» **Short exercise**
Could you print every record below exactly as it appears?

» **Listing**
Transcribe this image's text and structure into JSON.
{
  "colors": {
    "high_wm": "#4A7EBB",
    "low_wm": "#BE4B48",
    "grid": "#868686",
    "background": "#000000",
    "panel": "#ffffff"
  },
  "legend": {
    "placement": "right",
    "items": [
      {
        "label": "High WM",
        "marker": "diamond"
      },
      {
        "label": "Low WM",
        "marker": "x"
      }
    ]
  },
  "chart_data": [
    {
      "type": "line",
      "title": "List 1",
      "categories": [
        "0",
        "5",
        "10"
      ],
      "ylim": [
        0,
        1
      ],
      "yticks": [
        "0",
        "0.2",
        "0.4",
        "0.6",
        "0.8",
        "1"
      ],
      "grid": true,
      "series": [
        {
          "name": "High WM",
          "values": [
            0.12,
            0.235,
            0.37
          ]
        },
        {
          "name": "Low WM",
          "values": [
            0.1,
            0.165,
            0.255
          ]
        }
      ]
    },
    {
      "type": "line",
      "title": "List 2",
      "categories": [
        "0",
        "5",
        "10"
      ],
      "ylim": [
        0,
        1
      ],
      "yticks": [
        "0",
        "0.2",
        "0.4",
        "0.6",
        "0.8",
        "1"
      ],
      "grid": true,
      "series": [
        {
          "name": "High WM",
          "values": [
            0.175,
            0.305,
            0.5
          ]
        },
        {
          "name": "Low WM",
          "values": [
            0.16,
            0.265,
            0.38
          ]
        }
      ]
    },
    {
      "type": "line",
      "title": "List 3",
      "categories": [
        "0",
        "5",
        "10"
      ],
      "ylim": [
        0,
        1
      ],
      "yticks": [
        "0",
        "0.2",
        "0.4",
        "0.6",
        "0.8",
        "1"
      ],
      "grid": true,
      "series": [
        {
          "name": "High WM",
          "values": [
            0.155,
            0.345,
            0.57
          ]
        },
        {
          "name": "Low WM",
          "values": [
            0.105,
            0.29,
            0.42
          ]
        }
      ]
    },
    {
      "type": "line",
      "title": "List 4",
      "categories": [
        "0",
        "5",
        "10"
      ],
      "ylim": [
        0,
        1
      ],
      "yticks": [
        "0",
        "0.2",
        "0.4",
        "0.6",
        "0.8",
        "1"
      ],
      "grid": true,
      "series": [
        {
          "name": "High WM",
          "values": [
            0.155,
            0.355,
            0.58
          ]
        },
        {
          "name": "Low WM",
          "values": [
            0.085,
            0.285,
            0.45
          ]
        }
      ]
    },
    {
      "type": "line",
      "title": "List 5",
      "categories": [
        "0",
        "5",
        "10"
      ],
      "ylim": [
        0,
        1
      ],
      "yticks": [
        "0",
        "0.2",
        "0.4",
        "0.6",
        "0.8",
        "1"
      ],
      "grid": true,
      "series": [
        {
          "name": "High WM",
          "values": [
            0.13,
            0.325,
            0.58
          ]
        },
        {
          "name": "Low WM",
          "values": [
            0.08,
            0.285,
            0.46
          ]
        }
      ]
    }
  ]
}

» **Problem solution**
Transcribe this image's text and structure into JSON.
{
  "colors": {
    "high_wm": "#4A7EBB",
    "low_wm": "#BE4B48",
    "grid": "#868686",
    "background": "#000000",
    "panel": "#ffffff"
  },
  "legend": {
    "placement": "right",
    "items": [
      {
        "label": "High WM",
        "marker": "diamond"
      },
      {
        "label": "Low WM",
        "marker": "x"
      }
    ]
  },
  "chart_data": [
    {
      "type": "line",
      "title": "List 1",
      "categories": [
        "0",
        "5",
        "10"
      ],
      "ylim": [
        0,
        1
      ],
      "yticks": [
        "0",
        "0.2",
        "0.4",
        "0.6",
        "0.8",
        "1"
      ],
      "grid": true,
      "series": [
        {
          "name": "High WM",
          "values": [
            0.12,
            0.235,
            0.37
          ]
        },
        {
          "name": "Low WM",
          "values": [
            0.1,
            0.165,
            0.255
          ]
        }
      ]
    },
    {
      "type": "line",
      "title": "List 2",
      "categories": [
        "0",
        "5",
        "10"
      ],
      "ylim": [
        0,
        1
      ],
      "yticks": [
        "0",
        "0.2",
        "0.4",
        "0.6",
        "0.8",
        "1"
      ],
      "grid": true,
      "series": [
        {
          "name": "High WM",
          "values": [
            0.175,
            0.305,
            0.5
          ]
        },
        {
          "name": "Low WM",
          "values": [
            0.16,
            0.265,
            0.38
          ]
        }
      ]
    },
    {
      "type": "line",
      "title": "List 3",
      "categories": [
        "0",
        "5",
        "10"
      ],
      "ylim": [
        0,
        1
      ],
      "yticks": [
        "0",
        "0.2",
        "0.4",
        "0.6",
        "0.8",
        "1"
      ],
      "grid": true,
      "series": [
        {
          "name": "High WM",
          "values": [
            0.155,
            0.345,
            0.57
          ]
        },
        {
          "name": "Low WM",
          "values": [
            0.105,
            0.29,
            0.42
          ]
        }
      ]
    },
    {
      "type": "line",
      "title": "List 4",
      "categories": [
        "0",
        "5",
        "10"
      ],
      "ylim": [
        0,
        1
      ],
      "yticks": [
        "0",
        "0.2",
        "0.4",
        "0.6",
        "0.8",
        "1"
      ],
      "grid": true,
      "series": [
        {
          "name": "High WM",
          "values": [
            0.155,
            0.355,
            0.58
          ]
        },
        {
          "name": "Low WM",
          "values": [
            0.085,
            0.285,
            0.45
          ]
        }
      ]
    },
    {
      "type": "line",
      "title": "List 5",
      "categories": [
        "0",
        "5",
        "10"
      ],
      "ylim": [
        0,
        1
      ],
      "yticks": [
        "0",
        "0.2",
        "0.4",
        "0.6",
        "0.8",
        "1"
      ],
      "grid": true,
      "series": [
        {
          "name": "High WM",
          "values": [
            0.13,
            0.325,
            0.58
          ]
        },
        {
          "name": "Low WM",
          "values": [
            0.08,
            0.285,
            0.46
          ]
        }
      ]
    }
  ]
}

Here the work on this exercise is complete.